Data entries:

'''

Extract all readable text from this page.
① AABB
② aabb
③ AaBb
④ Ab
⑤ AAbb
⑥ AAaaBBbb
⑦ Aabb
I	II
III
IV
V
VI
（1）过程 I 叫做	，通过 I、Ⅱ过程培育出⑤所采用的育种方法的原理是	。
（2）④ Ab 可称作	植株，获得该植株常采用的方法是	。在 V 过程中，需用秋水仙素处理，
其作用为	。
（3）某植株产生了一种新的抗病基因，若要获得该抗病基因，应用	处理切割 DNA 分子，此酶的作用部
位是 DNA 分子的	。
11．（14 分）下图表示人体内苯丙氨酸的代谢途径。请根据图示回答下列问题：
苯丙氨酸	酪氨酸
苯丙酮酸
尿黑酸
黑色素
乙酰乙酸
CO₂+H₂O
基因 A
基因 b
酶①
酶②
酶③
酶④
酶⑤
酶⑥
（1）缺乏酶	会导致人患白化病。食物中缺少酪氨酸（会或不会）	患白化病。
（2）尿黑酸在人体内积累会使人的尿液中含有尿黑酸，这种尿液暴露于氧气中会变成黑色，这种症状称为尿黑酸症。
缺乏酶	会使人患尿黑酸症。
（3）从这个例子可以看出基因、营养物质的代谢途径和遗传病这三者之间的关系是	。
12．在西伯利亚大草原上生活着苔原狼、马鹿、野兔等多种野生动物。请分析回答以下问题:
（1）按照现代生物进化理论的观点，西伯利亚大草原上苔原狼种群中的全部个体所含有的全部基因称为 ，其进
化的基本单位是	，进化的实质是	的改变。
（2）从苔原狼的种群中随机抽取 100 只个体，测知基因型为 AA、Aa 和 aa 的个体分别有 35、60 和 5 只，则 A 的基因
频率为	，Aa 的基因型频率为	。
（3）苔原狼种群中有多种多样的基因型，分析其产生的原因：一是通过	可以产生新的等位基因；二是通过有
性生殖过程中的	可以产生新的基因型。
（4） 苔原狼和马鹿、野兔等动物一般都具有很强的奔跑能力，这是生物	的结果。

'''

Task statement: Copy out each line exactly as written.

Answer below:
Extract all readable text from this page.
① AABB
② aabb
③ AaBb
④ Ab
⑤ AAbb
⑥ AAaaBBbb
⑦ Aabb
I	II
III
IV
V
VI
（1）过程 I 叫做	，通过 I、Ⅱ过程培育出⑤所采用的育种方法的原理是	。
（2）④ Ab 可称作	植株，获得该植株常采用的方法是	。在 V 过程中，需用秋水仙素处理，
其作用为	。
（3）某植株产生了一种新的抗病基因，若要获得该抗病基因，应用	处理切割 DNA 分子，此酶的作用部
位是 DNA 分子的	。
11．（14 分）下图表示人体内苯丙氨酸的代谢途径。请根据图示回答下列问题：
苯丙氨酸	酪氨酸
苯丙酮酸
尿黑酸
黑色素
乙酰乙酸
CO₂+H₂O
基因 A
基因 b
酶①
酶②
酶③
酶④
酶⑤
酶⑥
（1）缺乏酶	会导致人患白化病。食物中缺少酪氨酸（会或不会）	患白化病。
（2）尿黑酸在人体内积累会使人的尿液中含有尿黑酸，这种尿液暴露于氧气中会变成黑色，这种症状称为尿黑酸症。
缺乏酶	会使人患尿黑酸症。
（3）从这个例子可以看出基因、营养物质的代谢途径和遗传病这三者之间的关系是	。
12．在西伯利亚大草原上生活着苔原狼、马鹿、野兔等多种野生动物。请分析回答以下问题:
（1）按照现代生物进化理论的观点，西伯利亚大草原上苔原狼种群中的全部个体所含有的全部基因称为 ，其进
化的基本单位是	，进化的实质是	的改变。
（2）从苔原狼的种群中随机抽取 100 只个体，测知基因型为 AA、Aa 和 aa 的个体分别有 35、60 和 5 只，则 A 的基因
频率为	，Aa 的基因型频率为	。
（3）苔原狼种群中有多种多样的基因型，分析其产生的原因：一是通过	可以产生新的等位基因；二是通过有
性生殖过程中的	可以产生新的基因型。
（4） 苔原狼和马鹿、野兔等动物一般都具有很强的奔跑能力，这是生物	的结果。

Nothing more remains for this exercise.